◆ GIVEN TASK:
Copy each line of the listing below exactly.

◆ INFORMATION GIVEN:
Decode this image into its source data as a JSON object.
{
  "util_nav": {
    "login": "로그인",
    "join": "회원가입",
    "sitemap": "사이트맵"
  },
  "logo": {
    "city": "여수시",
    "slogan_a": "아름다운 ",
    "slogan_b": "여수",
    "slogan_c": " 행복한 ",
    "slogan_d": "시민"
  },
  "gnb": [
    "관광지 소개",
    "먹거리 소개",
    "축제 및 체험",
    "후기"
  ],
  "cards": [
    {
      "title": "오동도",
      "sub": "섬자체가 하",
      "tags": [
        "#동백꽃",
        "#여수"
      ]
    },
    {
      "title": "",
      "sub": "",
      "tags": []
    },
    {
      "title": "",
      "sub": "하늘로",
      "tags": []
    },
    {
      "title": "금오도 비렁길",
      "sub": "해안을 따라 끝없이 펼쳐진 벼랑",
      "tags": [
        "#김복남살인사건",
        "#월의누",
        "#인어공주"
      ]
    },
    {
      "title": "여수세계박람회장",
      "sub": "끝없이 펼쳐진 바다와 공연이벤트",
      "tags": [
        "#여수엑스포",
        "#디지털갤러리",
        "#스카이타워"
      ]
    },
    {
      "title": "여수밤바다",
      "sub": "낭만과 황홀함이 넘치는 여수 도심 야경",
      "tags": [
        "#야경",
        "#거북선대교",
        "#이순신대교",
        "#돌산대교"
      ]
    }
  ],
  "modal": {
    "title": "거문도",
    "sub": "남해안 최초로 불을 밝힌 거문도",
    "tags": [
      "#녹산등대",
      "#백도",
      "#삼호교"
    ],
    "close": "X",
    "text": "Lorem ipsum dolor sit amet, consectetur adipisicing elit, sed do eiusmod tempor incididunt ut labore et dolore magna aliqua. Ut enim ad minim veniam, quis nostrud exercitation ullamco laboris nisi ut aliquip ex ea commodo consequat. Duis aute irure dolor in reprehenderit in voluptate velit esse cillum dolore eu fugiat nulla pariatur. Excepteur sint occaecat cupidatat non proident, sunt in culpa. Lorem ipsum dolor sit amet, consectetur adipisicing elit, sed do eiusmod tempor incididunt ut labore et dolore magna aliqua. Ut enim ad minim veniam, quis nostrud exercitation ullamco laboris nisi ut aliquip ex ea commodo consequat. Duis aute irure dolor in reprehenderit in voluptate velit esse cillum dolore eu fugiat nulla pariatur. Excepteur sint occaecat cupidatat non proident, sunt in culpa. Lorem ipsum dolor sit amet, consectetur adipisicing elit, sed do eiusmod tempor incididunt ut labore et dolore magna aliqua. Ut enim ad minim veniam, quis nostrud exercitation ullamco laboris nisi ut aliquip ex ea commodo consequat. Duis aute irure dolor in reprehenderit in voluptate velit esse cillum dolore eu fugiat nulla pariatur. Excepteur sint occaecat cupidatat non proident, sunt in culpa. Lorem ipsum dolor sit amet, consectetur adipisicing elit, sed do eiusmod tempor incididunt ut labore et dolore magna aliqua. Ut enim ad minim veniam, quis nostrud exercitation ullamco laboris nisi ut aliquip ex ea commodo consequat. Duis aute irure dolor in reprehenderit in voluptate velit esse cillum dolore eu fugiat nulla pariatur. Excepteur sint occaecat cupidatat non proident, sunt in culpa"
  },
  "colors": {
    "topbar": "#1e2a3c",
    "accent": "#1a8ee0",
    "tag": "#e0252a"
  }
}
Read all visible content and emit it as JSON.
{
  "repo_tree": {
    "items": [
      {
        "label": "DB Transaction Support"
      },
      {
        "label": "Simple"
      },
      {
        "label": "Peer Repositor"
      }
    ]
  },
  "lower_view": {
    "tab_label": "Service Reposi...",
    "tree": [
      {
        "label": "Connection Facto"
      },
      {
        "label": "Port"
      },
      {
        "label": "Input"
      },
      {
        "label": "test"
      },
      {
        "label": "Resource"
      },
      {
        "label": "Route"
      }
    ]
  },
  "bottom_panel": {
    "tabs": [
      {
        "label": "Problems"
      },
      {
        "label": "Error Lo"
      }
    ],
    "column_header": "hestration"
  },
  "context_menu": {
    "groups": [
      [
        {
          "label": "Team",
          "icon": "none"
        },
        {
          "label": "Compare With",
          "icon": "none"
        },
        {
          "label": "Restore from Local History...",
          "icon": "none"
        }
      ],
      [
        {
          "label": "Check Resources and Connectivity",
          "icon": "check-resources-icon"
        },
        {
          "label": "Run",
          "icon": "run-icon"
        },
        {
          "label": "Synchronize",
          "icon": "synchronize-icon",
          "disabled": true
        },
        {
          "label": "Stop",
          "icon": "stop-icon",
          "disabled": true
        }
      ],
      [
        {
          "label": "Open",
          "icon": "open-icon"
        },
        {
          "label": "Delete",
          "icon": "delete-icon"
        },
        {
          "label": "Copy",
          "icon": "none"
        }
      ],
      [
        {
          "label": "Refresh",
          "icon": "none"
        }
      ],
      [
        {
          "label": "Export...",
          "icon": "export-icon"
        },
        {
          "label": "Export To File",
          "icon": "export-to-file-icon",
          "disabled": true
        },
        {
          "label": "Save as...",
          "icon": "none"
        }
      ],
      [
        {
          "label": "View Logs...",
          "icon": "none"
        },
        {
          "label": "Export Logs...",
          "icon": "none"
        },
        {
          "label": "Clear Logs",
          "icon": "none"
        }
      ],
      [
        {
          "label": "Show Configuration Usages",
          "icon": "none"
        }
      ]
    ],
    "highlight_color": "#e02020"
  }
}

◆ OUTPUT OF THE EXERCISE:
Decode this image into its source data as a JSON object.
{
  "util_nav": {
    "login": "로그인",
    "join": "회원가입",
    "sitemap": "사이트맵"
  },
  "logo": {
    "city": "여수시",
    "slogan_a": "아름다운 ",
    "slogan_b": "여수",
    "slogan_c": " 행복한 ",
    "slogan_d": "시민"
  },
  "gnb": [
    "관광지 소개",
    "먹거리 소개",
    "축제 및 체험",
    "후기"
  ],
  "cards": [
    {
      "title": "오동도",
      "sub": "섬자체가 하",
      "tags": [
        "#동백꽃",
        "#여수"
      ]
    },
    {
      "title": "",
      "sub": "",
      "tags": []
    },
    {
      "title": "",
      "sub": "하늘로",
      "tags": []
    },
    {
      "title": "금오도 비렁길",
      "sub": "해안을 따라 끝없이 펼쳐진 벼랑",
      "tags": [
        "#김복남살인사건",
        "#월의누",
        "#인어공주"
      ]
    },
    {
      "title": "여수세계박람회장",
      "sub": "끝없이 펼쳐진 바다와 공연이벤트",
      "tags": [
        "#여수엑스포",
        "#디지털갤러리",
        "#스카이타워"
      ]
    },
    {
      "title": "여수밤바다",
      "sub": "낭만과 황홀함이 넘치는 여수 도심 야경",
      "tags": [
        "#야경",
        "#거북선대교",
        "#이순신대교",
        "#돌산대교"
      ]
    }
  ],
  "modal": {
    "title": "거문도",
    "sub": "남해안 최초로 불을 밝힌 거문도",
    "tags": [
      "#녹산등대",
      "#백도",
      "#삼호교"
    ],
    "close": "X",
    "text": "Lorem ipsum dolor sit amet, consectetur adipisicing elit, sed do eiusmod tempor incididunt ut labore et dolore magna aliqua. Ut enim ad minim veniam, quis nostrud exercitation ullamco laboris nisi ut aliquip ex ea commodo consequat. Duis aute irure dolor in reprehenderit in voluptate velit esse cillum dolore eu fugiat nulla pariatur. Excepteur sint occaecat cupidatat non proident, sunt in culpa. Lorem ipsum dolor sit amet, consectetur adipisicing elit, sed do eiusmod tempor incididunt ut labore et dolore magna aliqua. Ut enim ad minim veniam, quis nostrud exercitation ullamco laboris nisi ut aliquip ex ea commodo consequat. Duis aute irure dolor in reprehenderit in voluptate velit esse cillum dolore eu fugiat nulla pariatur. Excepteur sint occaecat cupidatat non proident, sunt in culpa. Lorem ipsum dolor sit amet, consectetur adipisicing elit, sed do eiusmod tempor incididunt ut labore et dolore magna aliqua. Ut enim ad minim veniam, quis nostrud exercitation ullamco laboris nisi ut aliquip ex ea commodo consequat. Duis aute irure dolor in reprehenderit in voluptate velit esse cillum dolore eu fugiat nulla pariatur. Excepteur sint occaecat cupidatat non proident, sunt in culpa. Lorem ipsum dolor sit amet, consectetur adipisicing elit, sed do eiusmod tempor incididunt ut labore et dolore magna aliqua. Ut enim ad minim veniam, quis nostrud exercitation ullamco laboris nisi ut aliquip ex ea commodo consequat. Duis aute irure dolor in reprehenderit in voluptate velit esse cillum dolore eu fugiat nulla pariatur. Excepteur sint occaecat cupidatat non proident, sunt in culpa"
  },
  "colors": {
    "topbar": "#1e2a3c",
    "accent": "#1a8ee0",
    "tag": "#e0252a"
  }
}
Read all visible content and emit it as JSON.
{
  "repo_tree": {
    "items": [
      {
        "label": "DB Transaction Support"
      },
      {
        "label": "Simple"
      },
      {
        "label": "Peer Repositor"
      }
    ]
  },
  "lower_view": {
    "tab_label": "Service Reposi...",
    "tree": [
      {
        "label": "Connection Facto"
      },
      {
        "label": "Port"
      },
      {
        "label": "Input"
      },
      {
        "label": "test"
      },
      {
        "label": "Resource"
      },
      {
        "label": "Route"
      }
    ]
  },
  "bottom_panel": {
    "tabs": [
      {
        "label": "Problems"
      },
      {
        "label": "Error Lo"
      }
    ],
    "column_header": "hestration"
  },
  "context_menu": {
    "groups": [
      [
        {
          "label": "Team",
          "icon": "none"
        },
        {
          "label": "Compare With",
          "icon": "none"
        },
        {
          "label": "Restore from Local History...",
          "icon": "none"
        }
      ],
      [
        {
          "label": "Check Resources and Connectivity",
          "icon": "check-resources-icon"
        },
        {
          "label": "Run",
          "icon": "run-icon"
        },
        {
          "label": "Synchronize",
          "icon": "synchronize-icon",
          "disabled": true
        },
        {
          "label": "Stop",
          "icon": "stop-icon",
          "disabled": true
        }
      ],
      [
        {
          "label": "Open",
          "icon": "open-icon"
        },
        {
          "label": "Delete",
          "icon": "delete-icon"
        },
        {
          "label": "Copy",
          "icon": "none"
        }
      ],
      [
        {
          "label": "Refresh",
          "icon": "none"
        }
      ],
      [
        {
          "label": "Export...",
          "icon": "export-icon"
        },
        {
          "label": "Export To File",
          "icon": "export-to-file-icon",
          "disabled": true
        },
        {
          "label": "Save as...",
          "icon": "none"
        }
      ],
      [
        {
          "label": "View Logs...",
          "icon": "none"
        },
        {
          "label": "Export Logs...",
          "icon": "none"
        },
        {
          "label": "Clear Logs",
          "icon": "none"
        }
      ],
      [
        {
          "label": "Show Configuration Usages",
          "icon": "none"
        }
      ]
    ],
    "highlight_color": "#e02020"
  }
}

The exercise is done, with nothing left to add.